§ **What is expected**:
Only the lines from the one with "Output the text content of this document." to the last line belong in your answer; write them out exactly and drop the pictures.
begin Data for processing
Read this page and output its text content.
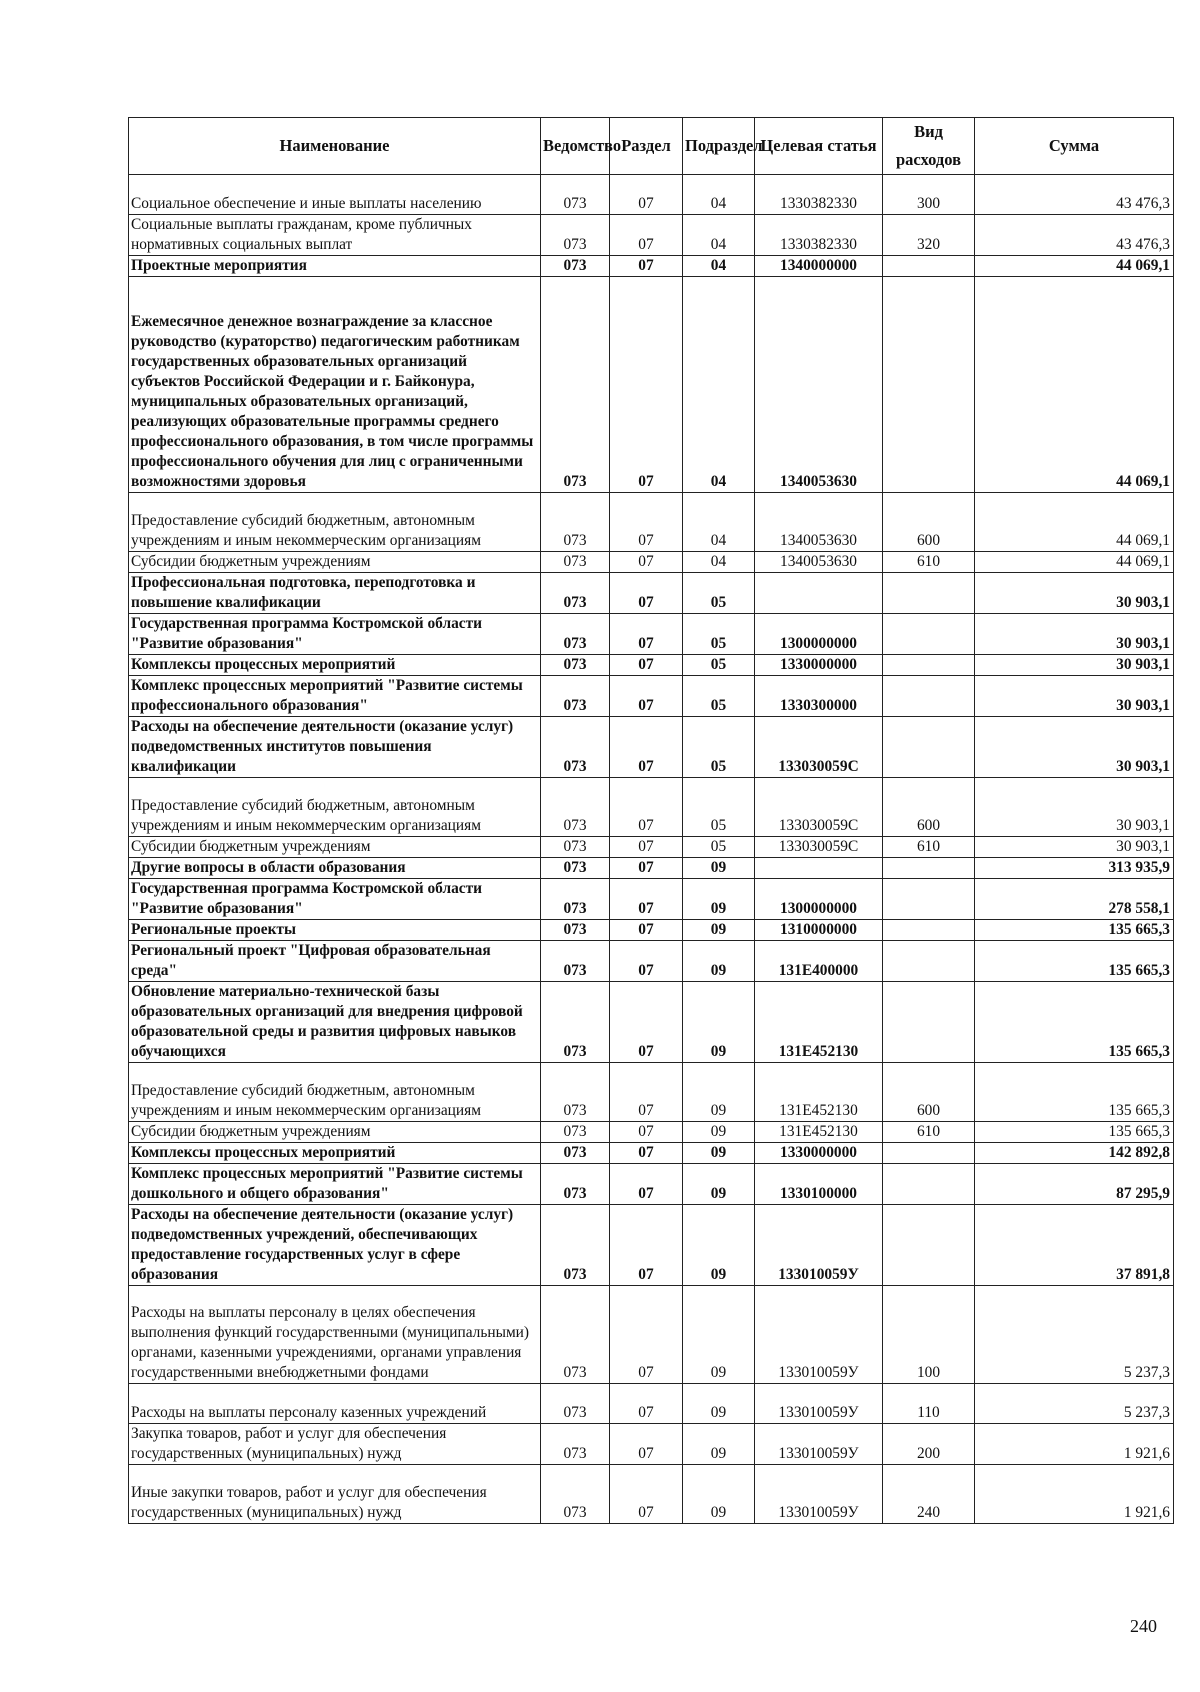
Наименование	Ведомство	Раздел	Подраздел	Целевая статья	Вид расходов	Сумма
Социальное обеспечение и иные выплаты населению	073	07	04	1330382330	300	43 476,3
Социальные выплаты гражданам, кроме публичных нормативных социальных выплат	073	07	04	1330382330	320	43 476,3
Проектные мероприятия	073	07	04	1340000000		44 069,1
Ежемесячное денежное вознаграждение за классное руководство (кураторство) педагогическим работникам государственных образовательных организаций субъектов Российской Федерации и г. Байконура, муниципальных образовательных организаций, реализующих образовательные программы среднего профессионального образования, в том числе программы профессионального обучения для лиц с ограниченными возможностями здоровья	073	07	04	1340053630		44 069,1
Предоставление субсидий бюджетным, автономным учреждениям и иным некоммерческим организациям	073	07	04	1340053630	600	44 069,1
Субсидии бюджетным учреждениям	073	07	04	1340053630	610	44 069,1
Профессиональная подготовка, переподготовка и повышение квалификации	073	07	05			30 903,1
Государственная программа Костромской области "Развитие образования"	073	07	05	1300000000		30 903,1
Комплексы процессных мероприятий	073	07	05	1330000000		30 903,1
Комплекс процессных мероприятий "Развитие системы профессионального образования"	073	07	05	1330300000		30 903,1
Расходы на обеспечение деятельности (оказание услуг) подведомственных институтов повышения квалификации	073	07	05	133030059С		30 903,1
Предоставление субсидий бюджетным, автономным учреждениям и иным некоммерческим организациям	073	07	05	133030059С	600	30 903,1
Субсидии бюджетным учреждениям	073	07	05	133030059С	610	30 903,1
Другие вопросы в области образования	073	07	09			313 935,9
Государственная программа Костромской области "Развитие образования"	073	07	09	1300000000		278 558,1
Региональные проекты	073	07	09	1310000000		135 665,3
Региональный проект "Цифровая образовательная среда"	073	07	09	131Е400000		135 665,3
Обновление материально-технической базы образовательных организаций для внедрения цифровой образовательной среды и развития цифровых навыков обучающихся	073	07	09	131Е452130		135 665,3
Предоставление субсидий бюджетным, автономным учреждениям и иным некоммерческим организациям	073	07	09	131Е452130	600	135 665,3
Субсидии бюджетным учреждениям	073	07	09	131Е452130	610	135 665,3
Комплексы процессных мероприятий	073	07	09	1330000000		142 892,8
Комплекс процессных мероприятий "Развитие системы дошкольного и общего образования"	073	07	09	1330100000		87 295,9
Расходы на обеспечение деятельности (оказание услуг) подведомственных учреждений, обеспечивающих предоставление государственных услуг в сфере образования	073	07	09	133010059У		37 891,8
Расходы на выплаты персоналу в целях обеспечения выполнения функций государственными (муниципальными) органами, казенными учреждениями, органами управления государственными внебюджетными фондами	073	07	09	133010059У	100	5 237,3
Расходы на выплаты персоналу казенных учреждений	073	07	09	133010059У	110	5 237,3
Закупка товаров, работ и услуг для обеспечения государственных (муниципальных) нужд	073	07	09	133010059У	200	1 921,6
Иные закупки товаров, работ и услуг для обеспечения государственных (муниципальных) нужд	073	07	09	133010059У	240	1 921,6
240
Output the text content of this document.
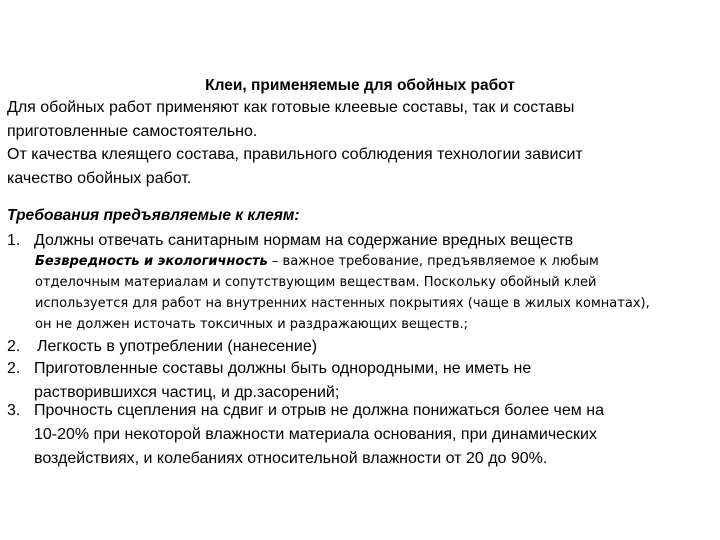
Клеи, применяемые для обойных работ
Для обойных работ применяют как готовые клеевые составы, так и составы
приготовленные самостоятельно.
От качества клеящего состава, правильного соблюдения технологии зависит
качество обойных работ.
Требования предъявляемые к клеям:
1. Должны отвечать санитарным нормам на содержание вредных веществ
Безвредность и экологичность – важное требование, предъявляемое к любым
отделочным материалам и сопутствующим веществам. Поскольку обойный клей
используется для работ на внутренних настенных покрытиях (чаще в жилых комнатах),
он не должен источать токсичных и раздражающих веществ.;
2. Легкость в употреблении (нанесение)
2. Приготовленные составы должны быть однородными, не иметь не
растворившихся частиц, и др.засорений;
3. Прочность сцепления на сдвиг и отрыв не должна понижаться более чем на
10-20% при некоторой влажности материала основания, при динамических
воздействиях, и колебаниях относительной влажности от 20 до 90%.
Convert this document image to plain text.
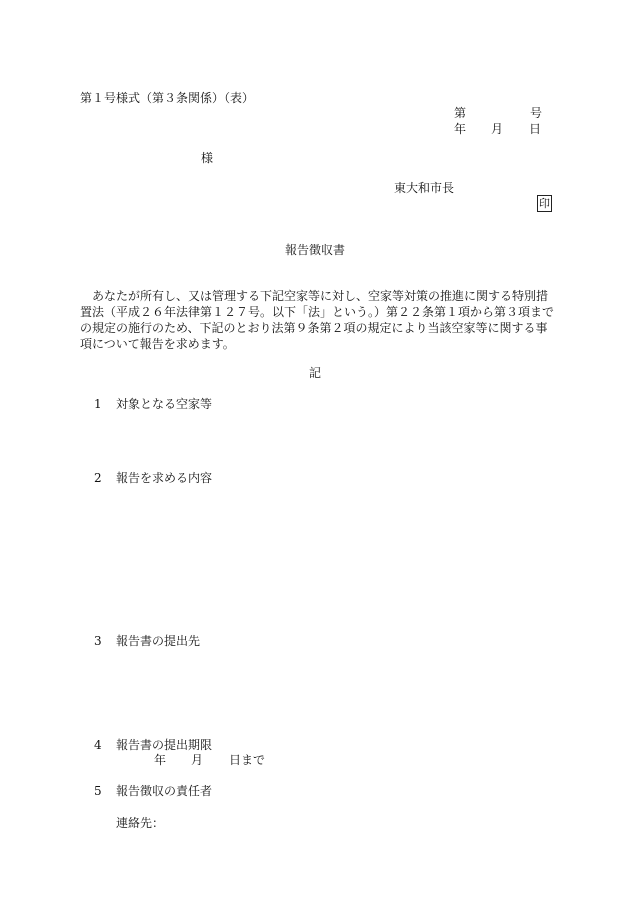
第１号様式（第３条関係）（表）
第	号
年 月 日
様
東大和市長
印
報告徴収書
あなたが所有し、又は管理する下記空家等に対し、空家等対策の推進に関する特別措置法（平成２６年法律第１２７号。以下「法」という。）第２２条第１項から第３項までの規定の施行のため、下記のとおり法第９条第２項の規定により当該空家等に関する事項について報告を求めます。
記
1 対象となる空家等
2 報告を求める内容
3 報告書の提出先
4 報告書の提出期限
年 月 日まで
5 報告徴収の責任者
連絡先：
end Data for processing
§ **Finished task**:
Output the text content of this document.
Клеи, применяемые для обойных работ
Для обойных работ применяют как готовые клеевые составы, так и составы
приготовленные самостоятельно.
От качества клеящего состава, правильного соблюдения технологии зависит
качество обойных работ.
Требования предъявляемые к клеям:
1. Должны отвечать санитарным нормам на содержание вредных веществ
Безвредность и экологичность – важное требование, предъявляемое к любым
отделочным материалам и сопутствующим веществам. Поскольку обойный клей
используется для работ на внутренних настенных покрытиях (чаще в жилых комнатах),
он не должен источать токсичных и раздражающих веществ.;
2. Легкость в употреблении (нанесение)
2. Приготовленные составы должны быть однородными, не иметь не
растворившихся частиц, и др.засорений;
3. Прочность сцепления на сдвиг и отрыв не должна понижаться более чем на
10-20% при некоторой влажности материала основания, при динамических
воздействиях, и колебаниях относительной влажности от 20 до 90%.
Convert this document image to plain text.
第１号様式（第３条関係）（表）
第	号
年 月 日
様
東大和市長
印
報告徴収書
あなたが所有し、又は管理する下記空家等に対し、空家等対策の推進に関する特別措置法（平成２６年法律第１２７号。以下「法」という。）第２２条第１項から第３項までの規定の施行のため、下記のとおり法第９条第２項の規定により当該空家等に関する事項について報告を求めます。
記
1 対象となる空家等
2 報告を求める内容
3 報告書の提出先
4 報告書の提出期限
年 月 日まで
5 報告徴収の責任者
連絡先：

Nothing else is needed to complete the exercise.